**WHAT YOU WILL DO:**
Write the next part of the early airliner history passage, continuing after its last sentence.

**PASSAGE:**
=====

During 1913, Igor Sikorsky developed the first large multi-engine airplane, the Russky Vityaz. This aircraft was subsequently refined into the more practical Ilya Muromets, being furnished with dual controls for a pilot and copilot and a comfortable cabin with a lavatory, cabin heating and lighting.
This large four-engine biplane was further adapted into an early bomber aircraft, preceding subsequent transport and bomber aircraft.
It first flew on 10 December 1913 and took off for its first demonstration flight with 16 passengers aboard on 25 February 1914.
However, it was never used as a commercial airliner due to the onset of the First World War which led to military applications being prioritised.

===Interwar period===
In 1919, shortly after the end of the First World War, large numbers of ex-military aircraft flooded the market. One such aircraft was the French Farman F.60 Goliath, which had originally been designed as a long-range heavy bomber; a number were converted for commercial use into passenger airliners starting in 1919, being able to accommodate a maximum of 14 seated passengers. Around 60 were built. Initially, several publicity flights were made, including one on 8 February 1919, when the Goliath flew 12 passengers from Toussus-le-Noble to RAF Kenley, near Croydon, despite having no permission from the British authorities to land. Dozens of early airlines subsequently procured the type. One high-profile flight, made on 11 August 1919, involved an F.60 flying eight passengers and a ton of supplies from Paris via Casablanca and Mogador to Koufa, 180 km north of Saint-Louis, Senegal, flying more than 4500 km.

=====

**RECORD EXTRACTS:**
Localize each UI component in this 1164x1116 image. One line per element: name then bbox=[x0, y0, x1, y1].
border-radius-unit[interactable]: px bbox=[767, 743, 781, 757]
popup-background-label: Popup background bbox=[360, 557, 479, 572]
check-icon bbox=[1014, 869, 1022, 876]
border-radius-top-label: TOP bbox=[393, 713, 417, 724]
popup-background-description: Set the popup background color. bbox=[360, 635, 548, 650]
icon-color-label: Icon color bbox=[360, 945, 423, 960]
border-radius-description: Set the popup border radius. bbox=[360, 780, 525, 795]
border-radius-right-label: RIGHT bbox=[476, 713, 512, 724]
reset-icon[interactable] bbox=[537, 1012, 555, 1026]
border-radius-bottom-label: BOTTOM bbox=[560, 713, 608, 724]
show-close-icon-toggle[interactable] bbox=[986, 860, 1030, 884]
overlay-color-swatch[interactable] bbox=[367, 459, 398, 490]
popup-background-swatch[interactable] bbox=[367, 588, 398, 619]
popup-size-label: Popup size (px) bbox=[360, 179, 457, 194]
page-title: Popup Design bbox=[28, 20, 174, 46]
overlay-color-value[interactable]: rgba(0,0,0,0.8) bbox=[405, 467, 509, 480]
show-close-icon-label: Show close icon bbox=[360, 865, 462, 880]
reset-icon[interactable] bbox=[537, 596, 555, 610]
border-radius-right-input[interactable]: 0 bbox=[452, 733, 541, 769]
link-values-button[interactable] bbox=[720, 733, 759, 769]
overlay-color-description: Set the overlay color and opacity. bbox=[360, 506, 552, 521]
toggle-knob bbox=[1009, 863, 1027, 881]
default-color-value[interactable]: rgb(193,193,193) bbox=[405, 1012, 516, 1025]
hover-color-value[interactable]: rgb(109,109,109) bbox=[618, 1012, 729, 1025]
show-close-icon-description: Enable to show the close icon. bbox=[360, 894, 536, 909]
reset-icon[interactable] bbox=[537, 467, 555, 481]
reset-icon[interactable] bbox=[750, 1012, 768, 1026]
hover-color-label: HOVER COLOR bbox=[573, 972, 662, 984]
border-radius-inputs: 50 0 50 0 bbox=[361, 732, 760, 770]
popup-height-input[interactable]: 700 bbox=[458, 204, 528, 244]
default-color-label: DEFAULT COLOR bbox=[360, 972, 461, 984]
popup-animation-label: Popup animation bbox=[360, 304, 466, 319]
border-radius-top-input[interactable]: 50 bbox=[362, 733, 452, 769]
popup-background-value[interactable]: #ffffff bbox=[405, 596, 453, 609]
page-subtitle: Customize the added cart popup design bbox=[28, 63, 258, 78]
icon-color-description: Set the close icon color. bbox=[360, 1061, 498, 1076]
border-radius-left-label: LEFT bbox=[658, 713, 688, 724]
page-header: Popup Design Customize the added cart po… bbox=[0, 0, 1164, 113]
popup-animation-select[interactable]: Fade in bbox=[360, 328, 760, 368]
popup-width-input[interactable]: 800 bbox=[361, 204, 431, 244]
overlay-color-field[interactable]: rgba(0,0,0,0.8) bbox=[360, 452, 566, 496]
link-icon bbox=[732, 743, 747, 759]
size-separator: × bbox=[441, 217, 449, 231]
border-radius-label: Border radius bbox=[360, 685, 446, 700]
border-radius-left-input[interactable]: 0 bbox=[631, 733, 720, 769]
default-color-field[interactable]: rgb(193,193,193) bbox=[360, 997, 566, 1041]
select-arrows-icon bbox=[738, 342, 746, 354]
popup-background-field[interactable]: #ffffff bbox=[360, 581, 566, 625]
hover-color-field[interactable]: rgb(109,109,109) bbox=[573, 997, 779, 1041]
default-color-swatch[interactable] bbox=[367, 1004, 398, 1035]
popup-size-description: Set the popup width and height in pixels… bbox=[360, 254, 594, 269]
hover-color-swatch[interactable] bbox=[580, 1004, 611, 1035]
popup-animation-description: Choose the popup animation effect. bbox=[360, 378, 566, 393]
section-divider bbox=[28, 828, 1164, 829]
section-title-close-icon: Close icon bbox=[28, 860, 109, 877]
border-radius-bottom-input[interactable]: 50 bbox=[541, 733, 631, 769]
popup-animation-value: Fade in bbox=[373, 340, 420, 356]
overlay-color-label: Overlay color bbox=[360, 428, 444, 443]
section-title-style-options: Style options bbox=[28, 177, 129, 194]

=====

**RESPONSE BELOW:**
Another important airliner built in 1919 was the Airco DH.16; a redesigned Airco DH.9A with a wider fuselage to accommodate an enclosed cabin seating four passengers, plus pilot in an open cockpit. In March 1919, the prototype first flew at Hendon Aerodrome. Nine aircraft were built, all but one being delivered to the nascent airline, Aircraft Transport and Travel, which used the first aircraft for pleasure flying, and on 25 August 1919, it inaugurated the first scheduled international airline service from London to Paris. One aircraft was sold to the River Plate Aviation Company in Argentina, to operate a cross-river service between Buenos Aires and Montevideo.
Meanwhile, the competing Vickers converted its successful First World War era bomber, the Vickers Vimy, into a civilian version, the Vimy Commercial. It was redesigned with a larger-diameter fuselage (largely of spruce plywood), and first flew from the Joyce Green airfield in Kent on 13 April 1919.

The world's first all-metal transport aircraft was the Junkers F.13, which also made its first flight in 1919. Junkers marketed the aircraft towards business travellers and commercial operators, and European entrepreneurs bought examples for their private use and business trips. Over 300 Junkers F 13s were built between 1919 and 1932.
The Dutch Fokker company produced the Fokker F.II, then the enlarged F.III. These were used by the Dutch airline KLM, including on its Amsterdam-London service in 1921. A relatively reliable aircraft for the era, the Fokkers were flying to destinations across Europe, including Bremen, Brussels, Hamburg, and Paris.

The Handley Page company in Britain produced the Handley Page Type W, its first civil transport aircraft. It housed two crew in an open cockpit and 15 passengers in an enclosed cabin. Powered by two 450 hp Napier Lion engines, the prototype first flew on 4 December 1919, shortly after it was displayed at the 1919 Paris Air Show at Le Bourget. It was ordered by the Belgian firm Sabena, a further ten Type Ws were produced under license in Belgium by SABCA. In 1921 the Air Ministry ordered three aircraft, built as the W.8b, for use by Handley Page Transport, and later by Imperial Airways, on services to Paris and Brussels.

In France, the Bleriot-SPAD S.33 was introduced during the early 1920s. It was commercially successful, initially serving the Paris-London route, and later on continental routes. The enclosed cabin could carry four passengers with an extra seat in the cockpit. It was further developed into the Blériot-SPAD S.46. Throughout the 1920s, companies in Britain and France were at the forefront of the civil airliner industry.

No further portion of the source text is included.